> **STATED PROBLEM**
Could you output each line of the data that follows exactly?

> **AVAILABLE DATA**

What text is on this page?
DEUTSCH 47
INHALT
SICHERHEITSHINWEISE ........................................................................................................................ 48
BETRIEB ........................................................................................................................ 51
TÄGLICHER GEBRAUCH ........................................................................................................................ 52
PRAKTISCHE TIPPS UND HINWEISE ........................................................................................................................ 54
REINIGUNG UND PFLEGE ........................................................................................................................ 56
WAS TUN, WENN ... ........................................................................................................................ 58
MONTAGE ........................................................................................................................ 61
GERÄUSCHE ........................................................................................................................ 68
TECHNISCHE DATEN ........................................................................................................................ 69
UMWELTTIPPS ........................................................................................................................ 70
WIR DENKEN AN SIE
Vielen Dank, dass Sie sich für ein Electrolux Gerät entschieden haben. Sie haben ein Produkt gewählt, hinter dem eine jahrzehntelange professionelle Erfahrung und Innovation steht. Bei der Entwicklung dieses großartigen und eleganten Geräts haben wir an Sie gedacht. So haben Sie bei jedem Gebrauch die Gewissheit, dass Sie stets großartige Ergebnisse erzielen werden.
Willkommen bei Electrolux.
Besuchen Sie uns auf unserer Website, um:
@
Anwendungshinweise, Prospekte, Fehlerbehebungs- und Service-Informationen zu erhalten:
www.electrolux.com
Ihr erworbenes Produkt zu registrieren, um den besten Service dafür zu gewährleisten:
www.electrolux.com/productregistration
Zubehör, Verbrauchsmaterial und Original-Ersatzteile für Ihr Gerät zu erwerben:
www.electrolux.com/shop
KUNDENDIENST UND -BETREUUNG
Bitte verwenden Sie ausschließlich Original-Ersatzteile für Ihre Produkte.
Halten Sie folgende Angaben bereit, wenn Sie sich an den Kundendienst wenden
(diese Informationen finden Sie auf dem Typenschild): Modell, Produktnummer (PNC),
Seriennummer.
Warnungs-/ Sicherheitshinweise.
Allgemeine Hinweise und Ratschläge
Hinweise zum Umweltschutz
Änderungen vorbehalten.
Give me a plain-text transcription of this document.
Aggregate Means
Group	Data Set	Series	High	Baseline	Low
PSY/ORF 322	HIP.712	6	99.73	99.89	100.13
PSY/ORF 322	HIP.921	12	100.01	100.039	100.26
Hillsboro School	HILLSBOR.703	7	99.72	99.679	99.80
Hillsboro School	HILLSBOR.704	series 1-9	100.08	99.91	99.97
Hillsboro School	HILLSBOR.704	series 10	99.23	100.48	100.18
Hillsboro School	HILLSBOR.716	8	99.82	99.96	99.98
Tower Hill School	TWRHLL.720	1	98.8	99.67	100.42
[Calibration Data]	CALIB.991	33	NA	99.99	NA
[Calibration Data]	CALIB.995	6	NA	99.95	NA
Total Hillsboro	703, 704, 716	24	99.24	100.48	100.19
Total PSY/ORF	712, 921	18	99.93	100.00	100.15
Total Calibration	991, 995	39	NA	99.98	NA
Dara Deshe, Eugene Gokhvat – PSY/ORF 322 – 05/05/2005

> **EXPECTED ANSWER**
What text is on this page?
DEUTSCH 47
INHALT
SICHERHEITSHINWEISE ........................................................................................................................ 48
BETRIEB ........................................................................................................................ 51
TÄGLICHER GEBRAUCH ........................................................................................................................ 52
PRAKTISCHE TIPPS UND HINWEISE ........................................................................................................................ 54
REINIGUNG UND PFLEGE ........................................................................................................................ 56
WAS TUN, WENN ... ........................................................................................................................ 58
MONTAGE ........................................................................................................................ 61
GERÄUSCHE ........................................................................................................................ 68
TECHNISCHE DATEN ........................................................................................................................ 69
UMWELTTIPPS ........................................................................................................................ 70
WIR DENKEN AN SIE
Vielen Dank, dass Sie sich für ein Electrolux Gerät entschieden haben. Sie haben ein Produkt gewählt, hinter dem eine jahrzehntelange professionelle Erfahrung und Innovation steht. Bei der Entwicklung dieses großartigen und eleganten Geräts haben wir an Sie gedacht. So haben Sie bei jedem Gebrauch die Gewissheit, dass Sie stets großartige Ergebnisse erzielen werden.
Willkommen bei Electrolux.
Besuchen Sie uns auf unserer Website, um:
@
Anwendungshinweise, Prospekte, Fehlerbehebungs- und Service-Informationen zu erhalten:
www.electrolux.com
Ihr erworbenes Produkt zu registrieren, um den besten Service dafür zu gewährleisten:
www.electrolux.com/productregistration
Zubehör, Verbrauchsmaterial und Original-Ersatzteile für Ihr Gerät zu erwerben:
www.electrolux.com/shop
KUNDENDIENST UND -BETREUUNG
Bitte verwenden Sie ausschließlich Original-Ersatzteile für Ihre Produkte.
Halten Sie folgende Angaben bereit, wenn Sie sich an den Kundendienst wenden
(diese Informationen finden Sie auf dem Typenschild): Modell, Produktnummer (PNC),
Seriennummer.
Warnungs-/ Sicherheitshinweise.
Allgemeine Hinweise und Ratschläge
Hinweise zum Umweltschutz
Änderungen vorbehalten.
Give me a plain-text transcription of this document.
Aggregate Means
Group	Data Set	Series	High	Baseline	Low
PSY/ORF 322	HIP.712	6	99.73	99.89	100.13
PSY/ORF 322	HIP.921	12	100.01	100.039	100.26
Hillsboro School	HILLSBOR.703	7	99.72	99.679	99.80
Hillsboro School	HILLSBOR.704	series 1-9	100.08	99.91	99.97
Hillsboro School	HILLSBOR.704	series 10	99.23	100.48	100.18
Hillsboro School	HILLSBOR.716	8	99.82	99.96	99.98
Tower Hill School	TWRHLL.720	1	98.8	99.67	100.42
[Calibration Data]	CALIB.991	33	NA	99.99	NA
[Calibration Data]	CALIB.995	6	NA	99.95	NA
Total Hillsboro	703, 704, 716	24	99.24	100.48	100.19
Total PSY/ORF	712, 921	18	99.93	100.00	100.15
Total Calibration	991, 995	39	NA	99.98	NA
Dara Deshe, Eugene Gokhvat – PSY/ORF 322 – 05/05/2005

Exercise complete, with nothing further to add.